• [Problem to work on]: Set each record down exactly, excluding all images.

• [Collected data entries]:
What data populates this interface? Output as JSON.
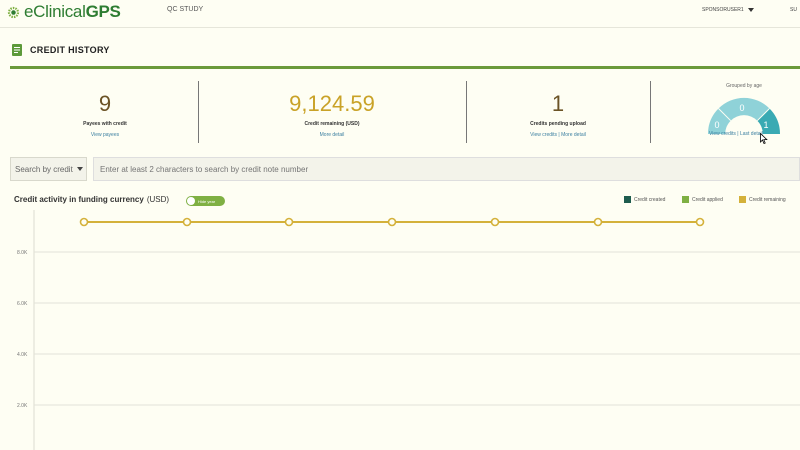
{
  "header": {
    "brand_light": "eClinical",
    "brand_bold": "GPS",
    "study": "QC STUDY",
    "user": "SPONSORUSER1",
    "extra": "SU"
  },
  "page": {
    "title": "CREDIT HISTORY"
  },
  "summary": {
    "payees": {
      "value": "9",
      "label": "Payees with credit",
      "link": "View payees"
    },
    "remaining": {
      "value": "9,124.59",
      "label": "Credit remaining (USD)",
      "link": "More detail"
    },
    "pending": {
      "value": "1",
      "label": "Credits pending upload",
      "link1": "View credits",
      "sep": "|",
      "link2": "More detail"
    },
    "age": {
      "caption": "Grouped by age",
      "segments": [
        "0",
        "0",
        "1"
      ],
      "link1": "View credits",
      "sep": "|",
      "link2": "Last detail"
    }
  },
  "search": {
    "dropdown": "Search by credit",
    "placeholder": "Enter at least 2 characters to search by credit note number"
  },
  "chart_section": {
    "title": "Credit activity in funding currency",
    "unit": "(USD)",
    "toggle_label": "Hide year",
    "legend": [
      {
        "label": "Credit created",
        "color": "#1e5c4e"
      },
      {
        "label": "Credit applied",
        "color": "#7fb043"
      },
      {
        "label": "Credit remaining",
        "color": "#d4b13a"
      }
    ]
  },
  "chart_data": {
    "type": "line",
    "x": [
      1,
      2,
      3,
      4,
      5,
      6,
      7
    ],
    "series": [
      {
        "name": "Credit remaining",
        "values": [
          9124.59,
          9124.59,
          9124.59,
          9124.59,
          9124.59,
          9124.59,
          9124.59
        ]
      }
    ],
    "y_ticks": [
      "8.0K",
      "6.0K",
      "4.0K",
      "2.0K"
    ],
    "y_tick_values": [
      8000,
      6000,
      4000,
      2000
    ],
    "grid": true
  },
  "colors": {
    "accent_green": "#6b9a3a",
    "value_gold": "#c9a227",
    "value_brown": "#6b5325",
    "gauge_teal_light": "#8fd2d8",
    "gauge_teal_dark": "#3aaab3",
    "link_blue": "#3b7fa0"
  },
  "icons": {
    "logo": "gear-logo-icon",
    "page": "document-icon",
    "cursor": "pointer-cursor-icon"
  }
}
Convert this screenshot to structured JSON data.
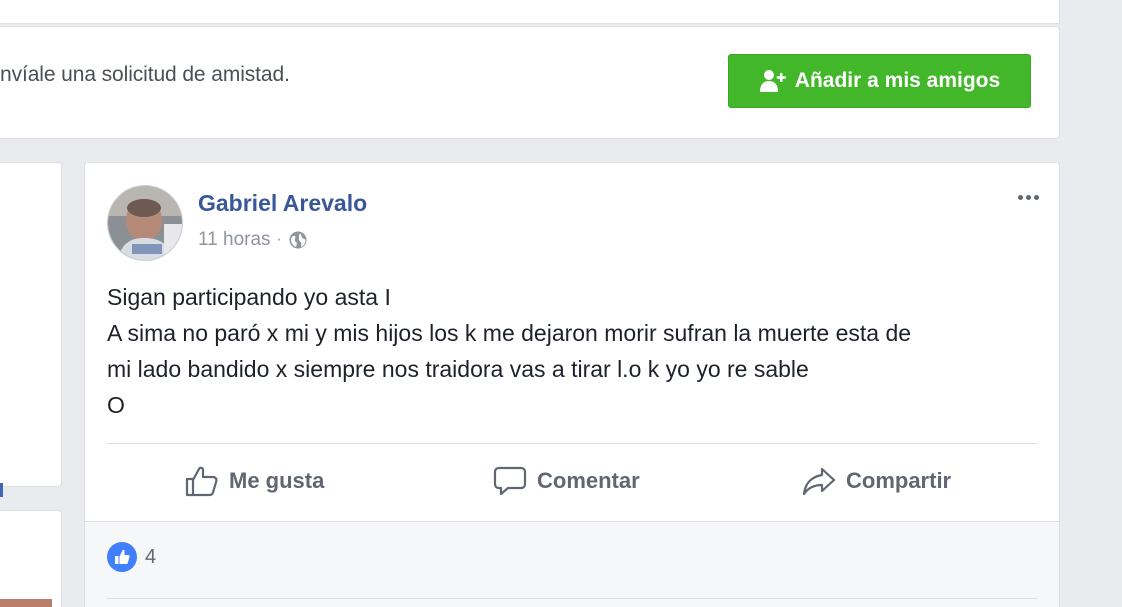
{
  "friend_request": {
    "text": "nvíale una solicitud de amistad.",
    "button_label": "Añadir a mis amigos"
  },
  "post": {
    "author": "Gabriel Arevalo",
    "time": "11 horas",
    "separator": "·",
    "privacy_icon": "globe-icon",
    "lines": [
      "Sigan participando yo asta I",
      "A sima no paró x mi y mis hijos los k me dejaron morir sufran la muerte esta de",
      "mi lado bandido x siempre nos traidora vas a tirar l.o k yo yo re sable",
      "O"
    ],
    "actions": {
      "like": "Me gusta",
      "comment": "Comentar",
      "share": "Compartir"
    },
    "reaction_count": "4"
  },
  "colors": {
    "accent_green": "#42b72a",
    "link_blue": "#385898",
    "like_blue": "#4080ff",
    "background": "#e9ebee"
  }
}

• [Exercise response]:
What data populates this interface? Output as JSON.
{
  "header": {
    "brand_light": "eClinical",
    "brand_bold": "GPS",
    "study": "QC STUDY",
    "user": "SPONSORUSER1",
    "extra": "SU"
  },
  "page": {
    "title": "CREDIT HISTORY"
  },
  "summary": {
    "payees": {
      "value": "9",
      "label": "Payees with credit",
      "link": "View payees"
    },
    "remaining": {
      "value": "9,124.59",
      "label": "Credit remaining (USD)",
      "link": "More detail"
    },
    "pending": {
      "value": "1",
      "label": "Credits pending upload",
      "link1": "View credits",
      "sep": "|",
      "link2": "More detail"
    },
    "age": {
      "caption": "Grouped by age",
      "segments": [
        "0",
        "0",
        "1"
      ],
      "link1": "View credits",
      "sep": "|",
      "link2": "Last detail"
    }
  },
  "search": {
    "dropdown": "Search by credit",
    "placeholder": "Enter at least 2 characters to search by credit note number"
  },
  "chart_section": {
    "title": "Credit activity in funding currency",
    "unit": "(USD)",
    "toggle_label": "Hide year",
    "legend": [
      {
        "label": "Credit created",
        "color": "#1e5c4e"
      },
      {
        "label": "Credit applied",
        "color": "#7fb043"
      },
      {
        "label": "Credit remaining",
        "color": "#d4b13a"
      }
    ]
  },
  "chart_data": {
    "type": "line",
    "x": [
      1,
      2,
      3,
      4,
      5,
      6,
      7
    ],
    "series": [
      {
        "name": "Credit remaining",
        "values": [
          9124.59,
          9124.59,
          9124.59,
          9124.59,
          9124.59,
          9124.59,
          9124.59
        ]
      }
    ],
    "y_ticks": [
      "8.0K",
      "6.0K",
      "4.0K",
      "2.0K"
    ],
    "y_tick_values": [
      8000,
      6000,
      4000,
      2000
    ],
    "grid": true
  },
  "colors": {
    "accent_green": "#6b9a3a",
    "value_gold": "#c9a227",
    "value_brown": "#6b5325",
    "gauge_teal_light": "#8fd2d8",
    "gauge_teal_dark": "#3aaab3",
    "link_blue": "#3b7fa0"
  },
  "icons": {
    "logo": "gear-logo-icon",
    "page": "document-icon",
    "cursor": "pointer-cursor-icon"
  }
}
Convert this screenshot to structured JSON data.
{
  "friend_request": {
    "text": "nvíale una solicitud de amistad.",
    "button_label": "Añadir a mis amigos"
  },
  "post": {
    "author": "Gabriel Arevalo",
    "time": "11 horas",
    "separator": "·",
    "privacy_icon": "globe-icon",
    "lines": [
      "Sigan participando yo asta I",
      "A sima no paró x mi y mis hijos los k me dejaron morir sufran la muerte esta de",
      "mi lado bandido x siempre nos traidora vas a tirar l.o k yo yo re sable",
      "O"
    ],
    "actions": {
      "like": "Me gusta",
      "comment": "Comentar",
      "share": "Compartir"
    },
    "reaction_count": "4"
  },
  "colors": {
    "accent_green": "#42b72a",
    "link_blue": "#385898",
    "like_blue": "#4080ff",
    "background": "#e9ebee"
  }
}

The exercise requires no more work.